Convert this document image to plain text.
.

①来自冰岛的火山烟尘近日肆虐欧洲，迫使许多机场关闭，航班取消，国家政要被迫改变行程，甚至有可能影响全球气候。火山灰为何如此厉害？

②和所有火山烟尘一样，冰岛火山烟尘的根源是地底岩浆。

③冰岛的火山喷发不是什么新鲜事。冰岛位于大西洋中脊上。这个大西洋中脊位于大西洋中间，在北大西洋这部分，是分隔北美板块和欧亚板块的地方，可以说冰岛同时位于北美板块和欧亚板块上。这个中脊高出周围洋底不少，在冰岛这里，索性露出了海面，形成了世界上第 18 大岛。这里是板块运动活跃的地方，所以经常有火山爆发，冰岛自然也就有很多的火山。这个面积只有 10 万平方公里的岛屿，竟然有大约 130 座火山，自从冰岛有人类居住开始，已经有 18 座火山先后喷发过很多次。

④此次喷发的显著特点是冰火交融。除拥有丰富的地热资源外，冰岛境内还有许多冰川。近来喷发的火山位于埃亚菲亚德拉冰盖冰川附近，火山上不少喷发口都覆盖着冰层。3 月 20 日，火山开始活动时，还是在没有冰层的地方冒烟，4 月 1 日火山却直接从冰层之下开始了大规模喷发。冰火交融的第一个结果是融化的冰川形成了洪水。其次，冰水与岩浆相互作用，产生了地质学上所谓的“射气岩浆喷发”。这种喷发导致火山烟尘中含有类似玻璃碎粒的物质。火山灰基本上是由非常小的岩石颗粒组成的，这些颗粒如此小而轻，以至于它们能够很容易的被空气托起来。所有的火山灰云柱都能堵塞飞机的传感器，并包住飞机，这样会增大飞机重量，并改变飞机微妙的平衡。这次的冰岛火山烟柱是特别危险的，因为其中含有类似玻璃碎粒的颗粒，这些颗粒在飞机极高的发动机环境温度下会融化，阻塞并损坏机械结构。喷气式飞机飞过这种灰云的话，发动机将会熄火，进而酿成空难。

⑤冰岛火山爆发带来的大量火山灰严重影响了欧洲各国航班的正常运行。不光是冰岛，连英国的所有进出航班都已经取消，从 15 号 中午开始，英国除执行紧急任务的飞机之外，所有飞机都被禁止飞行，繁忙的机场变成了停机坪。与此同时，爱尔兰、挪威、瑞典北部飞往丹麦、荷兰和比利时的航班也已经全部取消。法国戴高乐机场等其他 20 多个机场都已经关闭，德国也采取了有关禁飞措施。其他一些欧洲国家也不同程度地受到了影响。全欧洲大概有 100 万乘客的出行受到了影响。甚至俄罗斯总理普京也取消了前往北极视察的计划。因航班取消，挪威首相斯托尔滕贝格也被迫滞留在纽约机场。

• • •

* **Task**:
Without omitting anything, output the entries exactly.

* **Exercise output**:
Convert this document image to plain text.
.

①来自冰岛的火山烟尘近日肆虐欧洲，迫使许多机场关闭，航班取消，国家政要被迫改变行程，甚至有可能影响全球气候。火山灰为何如此厉害？

②和所有火山烟尘一样，冰岛火山烟尘的根源是地底岩浆。

③冰岛的火山喷发不是什么新鲜事。冰岛位于大西洋中脊上。这个大西洋中脊位于大西洋中间，在北大西洋这部分，是分隔北美板块和欧亚板块的地方，可以说冰岛同时位于北美板块和欧亚板块上。这个中脊高出周围洋底不少，在冰岛这里，索性露出了海面，形成了世界上第 18 大岛。这里是板块运动活跃的地方，所以经常有火山爆发，冰岛自然也就有很多的火山。这个面积只有 10 万平方公里的岛屿，竟然有大约 130 座火山，自从冰岛有人类居住开始，已经有 18 座火山先后喷发过很多次。

④此次喷发的显著特点是冰火交融。除拥有丰富的地热资源外，冰岛境内还有许多冰川。近来喷发的火山位于埃亚菲亚德拉冰盖冰川附近，火山上不少喷发口都覆盖着冰层。3 月 20 日，火山开始活动时，还是在没有冰层的地方冒烟，4 月 1 日火山却直接从冰层之下开始了大规模喷发。冰火交融的第一个结果是融化的冰川形成了洪水。其次，冰水与岩浆相互作用，产生了地质学上所谓的“射气岩浆喷发”。这种喷发导致火山烟尘中含有类似玻璃碎粒的物质。火山灰基本上是由非常小的岩石颗粒组成的，这些颗粒如此小而轻，以至于它们能够很容易的被空气托起来。所有的火山灰云柱都能堵塞飞机的传感器，并包住飞机，这样会增大飞机重量，并改变飞机微妙的平衡。这次的冰岛火山烟柱是特别危险的，因为其中含有类似玻璃碎粒的颗粒，这些颗粒在飞机极高的发动机环境温度下会融化，阻塞并损坏机械结构。喷气式飞机飞过这种灰云的话，发动机将会熄火，进而酿成空难。

⑤冰岛火山爆发带来的大量火山灰严重影响了欧洲各国航班的正常运行。不光是冰岛，连英国的所有进出航班都已经取消，从 15 号 中午开始，英国除执行紧急任务的飞机之外，所有飞机都被禁止飞行，繁忙的机场变成了停机坪。与此同时，爱尔兰、挪威、瑞典北部飞往丹麦、荷兰和比利时的航班也已经全部取消。法国戴高乐机场等其他 20 多个机场都已经关闭，德国也采取了有关禁飞措施。其他一些欧洲国家也不同程度地受到了影响。全欧洲大概有 100 万乘客的出行受到了影响。甚至俄罗斯总理普京也取消了前往北极视察的计划。因航班取消，挪威首相斯托尔滕贝格也被迫滞留在纽约机场。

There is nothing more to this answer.